### GIVEN DATA ###

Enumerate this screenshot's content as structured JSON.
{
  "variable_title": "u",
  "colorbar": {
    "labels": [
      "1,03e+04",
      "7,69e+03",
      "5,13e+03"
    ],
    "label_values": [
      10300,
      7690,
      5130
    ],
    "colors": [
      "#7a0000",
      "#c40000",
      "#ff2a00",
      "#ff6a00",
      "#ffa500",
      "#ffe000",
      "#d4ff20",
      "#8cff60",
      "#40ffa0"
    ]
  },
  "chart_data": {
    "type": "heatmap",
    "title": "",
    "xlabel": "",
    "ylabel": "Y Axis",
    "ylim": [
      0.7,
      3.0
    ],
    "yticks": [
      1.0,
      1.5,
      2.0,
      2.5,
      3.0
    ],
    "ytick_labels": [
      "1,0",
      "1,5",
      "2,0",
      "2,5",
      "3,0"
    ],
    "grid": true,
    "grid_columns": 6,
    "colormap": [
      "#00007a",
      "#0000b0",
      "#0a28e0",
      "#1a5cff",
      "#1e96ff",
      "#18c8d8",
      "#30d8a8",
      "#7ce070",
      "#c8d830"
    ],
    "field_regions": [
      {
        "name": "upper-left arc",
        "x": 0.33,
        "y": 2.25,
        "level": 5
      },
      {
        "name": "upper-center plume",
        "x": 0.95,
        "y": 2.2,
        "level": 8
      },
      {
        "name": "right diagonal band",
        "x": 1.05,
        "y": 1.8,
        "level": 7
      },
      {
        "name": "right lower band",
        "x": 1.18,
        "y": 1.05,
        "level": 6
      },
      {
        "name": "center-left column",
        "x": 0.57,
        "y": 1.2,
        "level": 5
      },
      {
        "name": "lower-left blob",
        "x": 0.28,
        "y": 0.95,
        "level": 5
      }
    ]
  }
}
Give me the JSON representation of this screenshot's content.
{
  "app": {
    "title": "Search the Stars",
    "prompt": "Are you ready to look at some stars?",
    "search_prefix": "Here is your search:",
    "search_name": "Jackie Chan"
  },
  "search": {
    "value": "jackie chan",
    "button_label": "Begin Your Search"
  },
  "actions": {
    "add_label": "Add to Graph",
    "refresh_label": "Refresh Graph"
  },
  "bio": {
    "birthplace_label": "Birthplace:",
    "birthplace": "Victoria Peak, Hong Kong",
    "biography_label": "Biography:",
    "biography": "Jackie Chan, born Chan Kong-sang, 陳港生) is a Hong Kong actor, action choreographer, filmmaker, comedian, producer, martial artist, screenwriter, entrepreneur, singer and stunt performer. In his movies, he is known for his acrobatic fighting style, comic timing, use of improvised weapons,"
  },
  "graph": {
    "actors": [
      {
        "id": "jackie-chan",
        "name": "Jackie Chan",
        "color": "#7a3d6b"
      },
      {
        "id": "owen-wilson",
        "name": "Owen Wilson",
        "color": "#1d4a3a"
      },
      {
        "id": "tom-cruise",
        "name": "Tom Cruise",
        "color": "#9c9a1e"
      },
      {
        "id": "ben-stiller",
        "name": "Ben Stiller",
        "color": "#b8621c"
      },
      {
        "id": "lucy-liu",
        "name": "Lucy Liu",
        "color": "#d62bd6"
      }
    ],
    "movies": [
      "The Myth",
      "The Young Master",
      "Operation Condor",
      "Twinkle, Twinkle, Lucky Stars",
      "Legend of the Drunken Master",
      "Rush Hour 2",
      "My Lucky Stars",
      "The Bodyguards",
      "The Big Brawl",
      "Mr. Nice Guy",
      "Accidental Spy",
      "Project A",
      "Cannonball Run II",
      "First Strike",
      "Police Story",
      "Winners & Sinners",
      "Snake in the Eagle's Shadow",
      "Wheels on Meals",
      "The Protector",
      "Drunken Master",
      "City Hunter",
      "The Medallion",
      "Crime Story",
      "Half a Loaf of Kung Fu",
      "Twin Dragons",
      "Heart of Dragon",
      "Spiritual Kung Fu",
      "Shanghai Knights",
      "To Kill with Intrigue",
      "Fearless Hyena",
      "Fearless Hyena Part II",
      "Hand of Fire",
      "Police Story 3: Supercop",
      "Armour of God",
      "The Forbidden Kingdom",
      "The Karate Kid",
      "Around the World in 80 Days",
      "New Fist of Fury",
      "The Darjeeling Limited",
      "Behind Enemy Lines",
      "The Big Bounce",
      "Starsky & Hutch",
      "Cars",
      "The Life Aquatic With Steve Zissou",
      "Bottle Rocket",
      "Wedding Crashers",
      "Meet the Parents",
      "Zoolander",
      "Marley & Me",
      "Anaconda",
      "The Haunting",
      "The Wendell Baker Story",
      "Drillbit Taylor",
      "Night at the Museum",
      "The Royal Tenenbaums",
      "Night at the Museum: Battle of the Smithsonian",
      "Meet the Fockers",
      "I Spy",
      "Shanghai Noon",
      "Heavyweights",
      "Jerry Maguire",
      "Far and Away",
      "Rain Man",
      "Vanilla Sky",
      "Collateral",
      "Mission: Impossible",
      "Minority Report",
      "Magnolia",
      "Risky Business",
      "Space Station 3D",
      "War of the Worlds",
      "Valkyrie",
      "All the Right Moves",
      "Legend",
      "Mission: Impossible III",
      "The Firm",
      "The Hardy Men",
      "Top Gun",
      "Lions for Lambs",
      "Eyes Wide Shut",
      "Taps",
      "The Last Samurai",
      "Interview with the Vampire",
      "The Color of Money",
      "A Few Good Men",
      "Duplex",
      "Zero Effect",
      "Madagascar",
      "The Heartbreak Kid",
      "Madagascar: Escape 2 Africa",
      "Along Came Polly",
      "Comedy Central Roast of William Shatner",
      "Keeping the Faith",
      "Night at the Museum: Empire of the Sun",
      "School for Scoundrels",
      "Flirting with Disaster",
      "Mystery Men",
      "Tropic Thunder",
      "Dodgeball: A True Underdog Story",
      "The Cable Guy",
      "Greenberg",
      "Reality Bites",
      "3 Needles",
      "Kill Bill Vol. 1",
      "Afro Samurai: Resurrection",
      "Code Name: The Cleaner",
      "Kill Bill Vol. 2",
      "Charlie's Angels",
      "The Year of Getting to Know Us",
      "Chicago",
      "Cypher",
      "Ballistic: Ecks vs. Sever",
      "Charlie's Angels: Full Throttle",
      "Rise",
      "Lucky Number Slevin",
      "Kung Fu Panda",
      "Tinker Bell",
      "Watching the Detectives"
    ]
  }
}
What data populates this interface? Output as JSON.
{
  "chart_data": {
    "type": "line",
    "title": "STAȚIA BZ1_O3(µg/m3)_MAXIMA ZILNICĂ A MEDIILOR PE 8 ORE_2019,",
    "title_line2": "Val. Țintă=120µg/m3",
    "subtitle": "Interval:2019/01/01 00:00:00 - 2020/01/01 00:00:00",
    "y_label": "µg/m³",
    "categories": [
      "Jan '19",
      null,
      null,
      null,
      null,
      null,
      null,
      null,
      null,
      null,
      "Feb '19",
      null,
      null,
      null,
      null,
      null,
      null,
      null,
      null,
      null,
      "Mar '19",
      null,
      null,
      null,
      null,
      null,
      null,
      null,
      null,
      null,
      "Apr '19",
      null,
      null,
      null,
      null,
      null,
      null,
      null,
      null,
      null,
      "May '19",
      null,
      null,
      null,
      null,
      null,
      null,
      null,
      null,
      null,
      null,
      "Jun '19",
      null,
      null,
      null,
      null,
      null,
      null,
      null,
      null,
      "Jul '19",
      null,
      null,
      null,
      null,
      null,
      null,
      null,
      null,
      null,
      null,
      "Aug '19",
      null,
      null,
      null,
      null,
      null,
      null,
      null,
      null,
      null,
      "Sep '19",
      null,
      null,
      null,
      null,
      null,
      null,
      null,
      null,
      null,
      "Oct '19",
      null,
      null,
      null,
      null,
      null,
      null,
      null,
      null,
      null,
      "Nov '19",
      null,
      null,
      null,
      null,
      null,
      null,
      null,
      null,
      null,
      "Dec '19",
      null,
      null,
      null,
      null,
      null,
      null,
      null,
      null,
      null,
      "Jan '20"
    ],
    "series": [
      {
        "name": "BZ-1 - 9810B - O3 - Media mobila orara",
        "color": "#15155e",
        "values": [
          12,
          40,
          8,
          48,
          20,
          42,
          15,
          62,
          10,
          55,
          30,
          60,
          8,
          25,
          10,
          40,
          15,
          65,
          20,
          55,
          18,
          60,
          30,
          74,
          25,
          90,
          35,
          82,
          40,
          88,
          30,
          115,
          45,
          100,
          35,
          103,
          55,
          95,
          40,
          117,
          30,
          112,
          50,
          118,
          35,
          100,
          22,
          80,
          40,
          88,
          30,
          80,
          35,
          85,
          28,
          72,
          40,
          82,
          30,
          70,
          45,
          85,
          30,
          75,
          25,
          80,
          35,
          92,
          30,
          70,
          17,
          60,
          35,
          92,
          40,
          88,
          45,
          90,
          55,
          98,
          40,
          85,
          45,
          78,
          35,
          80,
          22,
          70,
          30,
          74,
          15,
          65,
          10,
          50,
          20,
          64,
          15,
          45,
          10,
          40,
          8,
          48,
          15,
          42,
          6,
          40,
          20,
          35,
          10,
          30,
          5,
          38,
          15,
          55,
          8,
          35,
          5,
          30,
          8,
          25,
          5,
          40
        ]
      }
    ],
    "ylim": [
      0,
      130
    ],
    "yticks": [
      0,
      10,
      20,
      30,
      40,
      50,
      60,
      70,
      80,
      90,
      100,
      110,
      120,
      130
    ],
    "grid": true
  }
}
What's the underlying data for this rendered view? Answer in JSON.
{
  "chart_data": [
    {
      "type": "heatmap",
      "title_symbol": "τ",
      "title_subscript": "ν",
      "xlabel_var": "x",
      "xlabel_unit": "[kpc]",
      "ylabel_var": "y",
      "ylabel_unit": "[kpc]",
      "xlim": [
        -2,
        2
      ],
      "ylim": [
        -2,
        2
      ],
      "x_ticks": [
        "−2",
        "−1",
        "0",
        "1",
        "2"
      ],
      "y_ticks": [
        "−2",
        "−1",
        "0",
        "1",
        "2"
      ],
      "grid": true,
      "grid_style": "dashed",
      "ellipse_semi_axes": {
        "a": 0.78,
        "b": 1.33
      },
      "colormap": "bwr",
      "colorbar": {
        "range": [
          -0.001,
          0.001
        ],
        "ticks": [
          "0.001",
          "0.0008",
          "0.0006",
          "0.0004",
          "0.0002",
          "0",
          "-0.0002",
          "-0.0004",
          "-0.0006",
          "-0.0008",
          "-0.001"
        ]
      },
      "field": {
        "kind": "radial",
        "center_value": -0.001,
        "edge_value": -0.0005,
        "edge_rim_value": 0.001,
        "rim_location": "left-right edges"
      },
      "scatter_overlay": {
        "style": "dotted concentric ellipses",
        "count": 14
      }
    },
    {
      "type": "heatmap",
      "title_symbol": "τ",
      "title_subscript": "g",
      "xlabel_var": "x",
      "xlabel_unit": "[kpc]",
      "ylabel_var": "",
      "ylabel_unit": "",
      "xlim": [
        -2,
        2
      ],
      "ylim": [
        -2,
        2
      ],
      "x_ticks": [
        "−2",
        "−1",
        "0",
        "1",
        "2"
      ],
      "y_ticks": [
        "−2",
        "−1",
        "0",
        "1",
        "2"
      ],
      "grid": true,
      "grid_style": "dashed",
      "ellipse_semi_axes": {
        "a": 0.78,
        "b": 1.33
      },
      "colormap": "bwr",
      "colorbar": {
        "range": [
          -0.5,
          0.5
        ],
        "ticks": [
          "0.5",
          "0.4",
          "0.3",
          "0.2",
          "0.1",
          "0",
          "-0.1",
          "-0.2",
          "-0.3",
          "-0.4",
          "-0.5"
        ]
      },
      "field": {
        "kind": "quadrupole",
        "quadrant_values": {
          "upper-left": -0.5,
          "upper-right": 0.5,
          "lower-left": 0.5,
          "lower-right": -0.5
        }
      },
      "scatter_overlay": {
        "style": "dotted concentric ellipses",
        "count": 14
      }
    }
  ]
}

###

_REQUIRED WORK_:
Look through the records and gather each line with the word "Impossible".

_THE ANSWER_:
      "Mission: Impossible",
      "Mission: Impossible III",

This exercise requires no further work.